─── Texte de référence
Éclair de Sa’a : Onana détaille les séquelles de la suspension

La Fédération camerounaise de football (Fecafoot) a officiellement levé la suspension du club féminin Éclair de Sa’a. Toutefois, cette décision administrative ne suffit pas à effacer les perturbations profondes engendrées par cette mesure disciplinaire, comme l’a expliqué son président, Christian Onana.
Un projet sportif mis à mal
Christian Onana a souligné les répercussions immédiates sur la préparation de l’équipe. La période d’incertitude a gravement désorganisé le planning sportif, créant une instabilité qui a conduit au départ de plusieurs joueuses majeures. Ces départs affectent directement la compétitivité du collectif en le privant d’éléments structurants.
Un revers économique significatif
Sur le plan financier, la situation s’est également dégradée. Le club annonce la rupture de ses relations avec trois partenaires financiers, sponsors et mécènes. Cette perte de revenus constitue un défi majeur pour la stabilité économique du club, d’autant plus que le football féminin camerounais dépend fortement de ces financements privés pour son développement.
Sur le terrain, l’équipe a dû faire face à un handicap sportif concret : son absence lors de la première journée du championnat. Dans une compétition où la régularité est primordiale, ce point perdu d’office pourrait peser lourd en fin de saison.
L’impact humain et l’heure de la reconstruction
Au-delà des aspects pratiques, le président a mis en lumière l’impact psychologique de cette suspension sur l’ensemble de l’écosystème du club, des joueuses au staff en passant par la direction. Selon lui, cet épisode a entaché la réputation et la crédibilité de l’institution.
Si la levée de suspension permet une reprise des activités officielles, elle ouvre surtout une phase complexe de reconstruction pour Éclair de Sa’a. Les défis sont multiples : restaurer la confiance en interne, reconstruire un effectif compétitif et travailler à redorer l’image du club dans un championnat déjà très disputé.
Cette affaire remet en lumière les conséquences des décisions fédérales sur la viabilité des clubs, particulièrement dans le football féminin, un secteur encore en phase de consolidation au Cameroun.
──────
─── Données affichées
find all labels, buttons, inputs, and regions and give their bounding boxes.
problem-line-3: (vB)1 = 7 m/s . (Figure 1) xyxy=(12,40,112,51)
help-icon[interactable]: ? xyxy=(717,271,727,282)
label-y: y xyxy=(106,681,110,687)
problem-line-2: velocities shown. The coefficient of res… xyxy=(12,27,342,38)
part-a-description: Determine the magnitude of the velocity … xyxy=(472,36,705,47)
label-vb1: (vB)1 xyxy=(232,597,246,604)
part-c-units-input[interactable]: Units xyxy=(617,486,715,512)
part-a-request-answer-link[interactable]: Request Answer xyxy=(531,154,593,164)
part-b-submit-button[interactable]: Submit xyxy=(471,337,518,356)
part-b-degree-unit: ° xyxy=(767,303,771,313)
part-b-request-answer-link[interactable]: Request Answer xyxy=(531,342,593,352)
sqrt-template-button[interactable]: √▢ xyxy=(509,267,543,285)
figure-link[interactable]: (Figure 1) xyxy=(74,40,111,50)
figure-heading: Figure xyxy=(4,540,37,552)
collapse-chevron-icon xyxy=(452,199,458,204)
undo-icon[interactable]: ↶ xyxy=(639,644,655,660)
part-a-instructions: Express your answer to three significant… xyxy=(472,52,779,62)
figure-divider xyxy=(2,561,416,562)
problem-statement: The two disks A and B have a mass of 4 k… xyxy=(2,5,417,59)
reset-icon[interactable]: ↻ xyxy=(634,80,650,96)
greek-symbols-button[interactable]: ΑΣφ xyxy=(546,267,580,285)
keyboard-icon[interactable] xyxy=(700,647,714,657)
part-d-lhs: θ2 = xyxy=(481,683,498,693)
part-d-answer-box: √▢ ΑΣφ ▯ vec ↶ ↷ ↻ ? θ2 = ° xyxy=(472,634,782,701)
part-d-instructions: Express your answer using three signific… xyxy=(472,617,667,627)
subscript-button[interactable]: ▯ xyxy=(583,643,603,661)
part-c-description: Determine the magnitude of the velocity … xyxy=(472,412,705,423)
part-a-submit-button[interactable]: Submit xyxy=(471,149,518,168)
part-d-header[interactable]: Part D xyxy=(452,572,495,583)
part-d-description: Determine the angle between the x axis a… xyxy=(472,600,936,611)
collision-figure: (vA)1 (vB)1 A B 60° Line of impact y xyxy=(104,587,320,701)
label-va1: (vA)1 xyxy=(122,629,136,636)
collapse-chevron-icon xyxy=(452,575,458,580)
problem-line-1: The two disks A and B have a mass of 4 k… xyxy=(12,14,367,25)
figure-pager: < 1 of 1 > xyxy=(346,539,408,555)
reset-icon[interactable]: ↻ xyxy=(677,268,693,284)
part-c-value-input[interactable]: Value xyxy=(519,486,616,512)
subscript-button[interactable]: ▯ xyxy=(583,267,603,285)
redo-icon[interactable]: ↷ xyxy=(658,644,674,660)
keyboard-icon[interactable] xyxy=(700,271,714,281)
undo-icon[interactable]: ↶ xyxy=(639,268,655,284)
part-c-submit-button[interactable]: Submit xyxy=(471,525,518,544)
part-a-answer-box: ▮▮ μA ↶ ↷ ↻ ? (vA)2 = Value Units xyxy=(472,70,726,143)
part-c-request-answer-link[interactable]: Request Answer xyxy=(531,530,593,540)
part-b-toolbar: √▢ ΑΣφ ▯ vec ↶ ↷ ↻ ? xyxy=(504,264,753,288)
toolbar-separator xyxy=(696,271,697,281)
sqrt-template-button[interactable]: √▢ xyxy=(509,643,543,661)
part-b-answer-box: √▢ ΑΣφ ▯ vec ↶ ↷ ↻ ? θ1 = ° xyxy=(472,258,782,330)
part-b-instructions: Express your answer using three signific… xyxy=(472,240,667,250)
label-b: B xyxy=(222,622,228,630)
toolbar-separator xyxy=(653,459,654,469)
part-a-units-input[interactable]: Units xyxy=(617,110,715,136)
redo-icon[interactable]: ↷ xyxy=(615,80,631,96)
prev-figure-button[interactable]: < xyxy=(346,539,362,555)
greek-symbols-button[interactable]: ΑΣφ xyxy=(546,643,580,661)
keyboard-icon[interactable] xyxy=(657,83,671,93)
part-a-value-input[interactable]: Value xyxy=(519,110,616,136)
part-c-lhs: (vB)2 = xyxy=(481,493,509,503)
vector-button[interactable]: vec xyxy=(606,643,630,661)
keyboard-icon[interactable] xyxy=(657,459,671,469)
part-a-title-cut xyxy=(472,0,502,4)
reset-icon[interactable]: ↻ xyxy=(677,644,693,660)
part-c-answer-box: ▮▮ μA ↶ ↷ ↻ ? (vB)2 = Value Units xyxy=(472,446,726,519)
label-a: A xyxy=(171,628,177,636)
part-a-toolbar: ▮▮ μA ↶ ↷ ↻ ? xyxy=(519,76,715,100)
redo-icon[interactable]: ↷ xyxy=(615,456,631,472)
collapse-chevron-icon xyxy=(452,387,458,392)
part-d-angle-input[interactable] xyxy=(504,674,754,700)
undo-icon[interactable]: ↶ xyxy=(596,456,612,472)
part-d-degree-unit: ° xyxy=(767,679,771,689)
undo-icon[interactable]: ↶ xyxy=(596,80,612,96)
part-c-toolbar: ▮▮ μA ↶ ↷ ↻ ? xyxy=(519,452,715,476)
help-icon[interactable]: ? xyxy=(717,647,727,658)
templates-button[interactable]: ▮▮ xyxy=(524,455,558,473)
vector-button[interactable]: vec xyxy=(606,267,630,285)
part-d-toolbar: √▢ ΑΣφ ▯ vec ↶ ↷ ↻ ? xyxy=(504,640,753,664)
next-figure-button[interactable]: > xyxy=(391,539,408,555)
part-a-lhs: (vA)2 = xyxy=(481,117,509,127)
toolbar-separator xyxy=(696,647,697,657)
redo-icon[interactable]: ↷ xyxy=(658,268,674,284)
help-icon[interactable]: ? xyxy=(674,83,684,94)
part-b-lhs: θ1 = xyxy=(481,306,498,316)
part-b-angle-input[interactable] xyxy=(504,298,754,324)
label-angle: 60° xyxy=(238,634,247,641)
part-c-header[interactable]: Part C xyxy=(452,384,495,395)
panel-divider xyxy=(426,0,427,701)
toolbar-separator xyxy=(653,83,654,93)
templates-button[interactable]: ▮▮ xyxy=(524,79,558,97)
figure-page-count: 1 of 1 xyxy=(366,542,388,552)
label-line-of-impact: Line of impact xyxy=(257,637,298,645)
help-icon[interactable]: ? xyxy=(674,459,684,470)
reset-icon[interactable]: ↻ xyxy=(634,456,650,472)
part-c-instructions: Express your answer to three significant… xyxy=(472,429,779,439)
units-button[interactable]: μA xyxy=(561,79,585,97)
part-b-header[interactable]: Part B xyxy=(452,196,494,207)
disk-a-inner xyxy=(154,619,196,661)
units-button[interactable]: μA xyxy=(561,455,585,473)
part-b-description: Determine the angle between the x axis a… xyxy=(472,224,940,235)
──────
_Consigne:_ D'après l'article sur Éclair de Sa’a, avec combien de partenaires financiers le club a-t-il rompu ses relations ?

_Réponse attendue:_ Avec trois partenaires financiers, sponsors et mécènes.